[start]
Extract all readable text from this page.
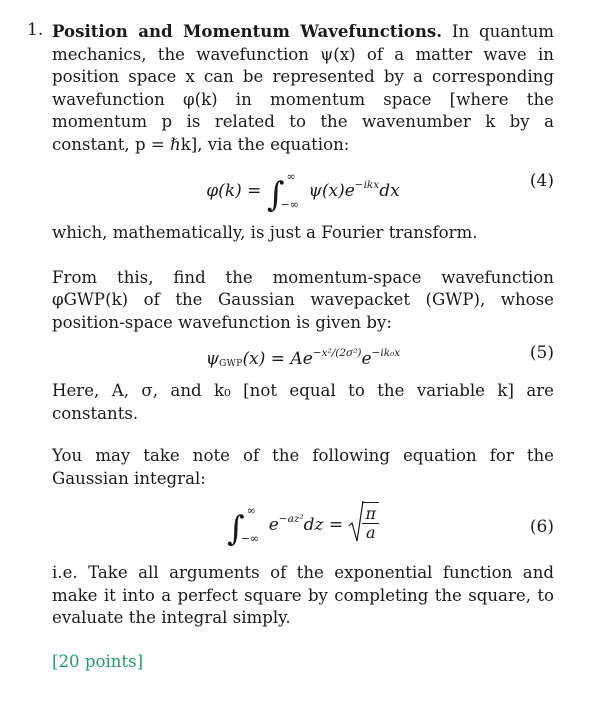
1. Position and Momentum Wavefunctions. In quantum mechanics, the wavefunction ψ(x) of a matter wave in position space x can be represented by a corresponding wavefunction φ(k) in momentum space [where the momentum p is related to the wavenumber k by a constant, p = ℏk], via the equation:

φ(k) = ∫ ∞
−∞
$\psi(x)e^{-ikx}dx$	(4)

which, mathematically, is just a Fourier transform.

From this, find the momentum-space wavefunction φGWP(k) of the Gaussian wavepacket (GWP), whose position-space wavefunction is given by:

$\psi_{GWP}(x) = Ae^{-x^2/(2\sigma^2)}e^{-ik_0x}$	(5)

Here, A, σ, and k₀ [not equal to the variable k] are constants.

You may take note of the following equation for the Gaussian integral:

∫ ∞
−∞
$e^{-az^2}dz = \frac{\pi}{a}$	(6)

i.e. Take all arguments of the exponential function and make it into a perfect square by completing the square, to evaluate the integral simply.

[20 points]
[end]
# The task:
Using the material above, set down every line exactly, but skip the pictures.

# Solution to this problem:
Extract all readable text from this page.
1. Position and Momentum Wavefunctions. In quantum mechanics, the wavefunction ψ(x) of a matter wave in position space x can be represented by a corresponding wavefunction φ(k) in momentum space [where the momentum p is related to the wavenumber k by a constant, p = ℏk], via the equation:

φ(k) = ∫ ∞
−∞
$\psi(x)e^{-ikx}dx$	(4)

which, mathematically, is just a Fourier transform.

From this, find the momentum-space wavefunction φGWP(k) of the Gaussian wavepacket (GWP), whose position-space wavefunction is given by:

$\psi_{GWP}(x) = Ae^{-x^2/(2\sigma^2)}e^{-ik_0x}$	(5)

Here, A, σ, and k₀ [not equal to the variable k] are constants.

You may take note of the following equation for the Gaussian integral:

∫ ∞
−∞
$e^{-az^2}dz = \frac{\pi}{a}$	(6)

i.e. Take all arguments of the exponential function and make it into a perfect square by completing the square, to evaluate the integral simply.

[20 points]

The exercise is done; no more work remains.